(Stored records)
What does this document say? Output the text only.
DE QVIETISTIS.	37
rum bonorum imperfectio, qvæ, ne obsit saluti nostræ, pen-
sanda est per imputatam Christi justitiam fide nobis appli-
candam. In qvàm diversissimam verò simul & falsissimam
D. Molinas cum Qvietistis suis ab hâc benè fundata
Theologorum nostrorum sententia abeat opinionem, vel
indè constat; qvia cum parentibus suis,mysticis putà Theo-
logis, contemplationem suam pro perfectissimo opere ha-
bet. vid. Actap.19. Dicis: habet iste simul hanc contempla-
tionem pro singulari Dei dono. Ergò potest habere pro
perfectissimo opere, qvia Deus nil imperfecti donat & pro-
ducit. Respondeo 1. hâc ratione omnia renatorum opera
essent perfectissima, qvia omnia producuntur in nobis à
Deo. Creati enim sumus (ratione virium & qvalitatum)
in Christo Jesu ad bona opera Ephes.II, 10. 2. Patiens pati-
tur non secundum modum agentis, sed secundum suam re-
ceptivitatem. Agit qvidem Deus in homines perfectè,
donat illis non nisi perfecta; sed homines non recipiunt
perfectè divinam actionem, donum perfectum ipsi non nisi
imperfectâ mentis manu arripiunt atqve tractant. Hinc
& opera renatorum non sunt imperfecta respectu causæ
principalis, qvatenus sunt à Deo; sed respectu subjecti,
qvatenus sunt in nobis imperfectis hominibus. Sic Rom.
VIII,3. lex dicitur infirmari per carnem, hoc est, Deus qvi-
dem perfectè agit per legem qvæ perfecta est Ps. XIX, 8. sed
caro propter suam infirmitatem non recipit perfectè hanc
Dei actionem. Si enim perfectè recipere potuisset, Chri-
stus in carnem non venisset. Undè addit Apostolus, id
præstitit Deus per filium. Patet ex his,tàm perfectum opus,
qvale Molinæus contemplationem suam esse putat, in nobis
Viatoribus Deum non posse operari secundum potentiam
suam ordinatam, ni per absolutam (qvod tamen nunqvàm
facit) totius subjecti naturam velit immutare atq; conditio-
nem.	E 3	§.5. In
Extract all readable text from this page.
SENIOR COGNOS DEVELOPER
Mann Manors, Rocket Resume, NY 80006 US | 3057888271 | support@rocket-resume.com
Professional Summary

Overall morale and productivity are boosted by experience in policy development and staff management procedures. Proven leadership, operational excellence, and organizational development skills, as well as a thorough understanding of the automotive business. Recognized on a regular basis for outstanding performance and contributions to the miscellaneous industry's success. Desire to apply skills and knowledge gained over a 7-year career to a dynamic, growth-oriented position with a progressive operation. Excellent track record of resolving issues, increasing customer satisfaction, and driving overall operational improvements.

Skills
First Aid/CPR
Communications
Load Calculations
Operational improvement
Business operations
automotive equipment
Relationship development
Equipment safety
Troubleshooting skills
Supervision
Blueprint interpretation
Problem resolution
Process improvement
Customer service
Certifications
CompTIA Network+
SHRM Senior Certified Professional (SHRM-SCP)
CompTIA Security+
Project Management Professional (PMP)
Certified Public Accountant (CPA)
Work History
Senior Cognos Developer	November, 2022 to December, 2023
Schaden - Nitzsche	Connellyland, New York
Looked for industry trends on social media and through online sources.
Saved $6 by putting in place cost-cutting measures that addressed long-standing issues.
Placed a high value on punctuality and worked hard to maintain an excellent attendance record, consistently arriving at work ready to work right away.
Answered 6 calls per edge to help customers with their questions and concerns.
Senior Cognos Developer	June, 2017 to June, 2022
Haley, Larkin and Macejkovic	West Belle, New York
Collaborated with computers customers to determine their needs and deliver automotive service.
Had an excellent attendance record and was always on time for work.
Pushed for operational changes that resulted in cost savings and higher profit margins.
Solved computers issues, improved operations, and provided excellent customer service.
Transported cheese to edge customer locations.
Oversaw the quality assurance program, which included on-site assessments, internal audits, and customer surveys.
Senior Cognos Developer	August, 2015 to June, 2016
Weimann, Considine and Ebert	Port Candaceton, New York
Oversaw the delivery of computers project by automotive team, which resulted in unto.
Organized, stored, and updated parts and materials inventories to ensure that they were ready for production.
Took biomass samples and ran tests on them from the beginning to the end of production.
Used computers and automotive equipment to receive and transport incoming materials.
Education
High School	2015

Task details:
Transcribe the full listing above without leaving anything out.

Task result:
What does this document say? Output the text only.
DE QVIETISTIS.	37
rum bonorum imperfectio, qvæ, ne obsit saluti nostræ, pen-
sanda est per imputatam Christi justitiam fide nobis appli-
candam. In qvàm diversissimam verò simul & falsissimam
D. Molinas cum Qvietistis suis ab hâc benè fundata
Theologorum nostrorum sententia abeat opinionem, vel
indè constat; qvia cum parentibus suis,mysticis putà Theo-
logis, contemplationem suam pro perfectissimo opere ha-
bet. vid. Actap.19. Dicis: habet iste simul hanc contempla-
tionem pro singulari Dei dono. Ergò potest habere pro
perfectissimo opere, qvia Deus nil imperfecti donat & pro-
ducit. Respondeo 1. hâc ratione omnia renatorum opera
essent perfectissima, qvia omnia producuntur in nobis à
Deo. Creati enim sumus (ratione virium & qvalitatum)
in Christo Jesu ad bona opera Ephes.II, 10. 2. Patiens pati-
tur non secundum modum agentis, sed secundum suam re-
ceptivitatem. Agit qvidem Deus in homines perfectè,
donat illis non nisi perfecta; sed homines non recipiunt
perfectè divinam actionem, donum perfectum ipsi non nisi
imperfectâ mentis manu arripiunt atqve tractant. Hinc
& opera renatorum non sunt imperfecta respectu causæ
principalis, qvatenus sunt à Deo; sed respectu subjecti,
qvatenus sunt in nobis imperfectis hominibus. Sic Rom.
VIII,3. lex dicitur infirmari per carnem, hoc est, Deus qvi-
dem perfectè agit per legem qvæ perfecta est Ps. XIX, 8. sed
caro propter suam infirmitatem non recipit perfectè hanc
Dei actionem. Si enim perfectè recipere potuisset, Chri-
stus in carnem non venisset. Undè addit Apostolus, id
præstitit Deus per filium. Patet ex his,tàm perfectum opus,
qvale Molinæus contemplationem suam esse putat, in nobis
Viatoribus Deum non posse operari secundum potentiam
suam ordinatam, ni per absolutam (qvod tamen nunqvàm
facit) totius subjecti naturam velit immutare atq; conditio-
nem.	E 3	§.5. In
Extract all readable text from this page.
SENIOR COGNOS DEVELOPER
Mann Manors, Rocket Resume, NY 80006 US | 3057888271 | support@rocket-resume.com
Professional Summary

Overall morale and productivity are boosted by experience in policy development and staff management procedures. Proven leadership, operational excellence, and organizational development skills, as well as a thorough understanding of the automotive business. Recognized on a regular basis for outstanding performance and contributions to the miscellaneous industry's success. Desire to apply skills and knowledge gained over a 7-year career to a dynamic, growth-oriented position with a progressive operation. Excellent track record of resolving issues, increasing customer satisfaction, and driving overall operational improvements.

Skills
First Aid/CPR
Communications
Load Calculations
Operational improvement
Business operations
automotive equipment
Relationship development
Equipment safety
Troubleshooting skills
Supervision
Blueprint interpretation
Problem resolution
Process improvement
Customer service
Certifications
CompTIA Network+
SHRM Senior Certified Professional (SHRM-SCP)
CompTIA Security+
Project Management Professional (PMP)
Certified Public Accountant (CPA)
Work History
Senior Cognos Developer	November, 2022 to December, 2023
Schaden - Nitzsche	Connellyland, New York
Looked for industry trends on social media and through online sources.
Saved $6 by putting in place cost-cutting measures that addressed long-standing issues.
Placed a high value on punctuality and worked hard to maintain an excellent attendance record, consistently arriving at work ready to work right away.
Answered 6 calls per edge to help customers with their questions and concerns.
Senior Cognos Developer	June, 2017 to June, 2022
Haley, Larkin and Macejkovic	West Belle, New York
Collaborated with computers customers to determine their needs and deliver automotive service.
Had an excellent attendance record and was always on time for work.
Pushed for operational changes that resulted in cost savings and higher profit margins.
Solved computers issues, improved operations, and provided excellent customer service.
Transported cheese to edge customer locations.
Oversaw the quality assurance program, which included on-site assessments, internal audits, and customer surveys.
Senior Cognos Developer	August, 2015 to June, 2016
Weimann, Considine and Ebert	Port Candaceton, New York
Oversaw the delivery of computers project by automotive team, which resulted in unto.
Organized, stored, and updated parts and materials inventories to ensure that they were ready for production.
Took biomass samples and ran tests on them from the beginning to the end of production.
Used computers and automotive equipment to receive and transport incoming materials.
Education
High School	2015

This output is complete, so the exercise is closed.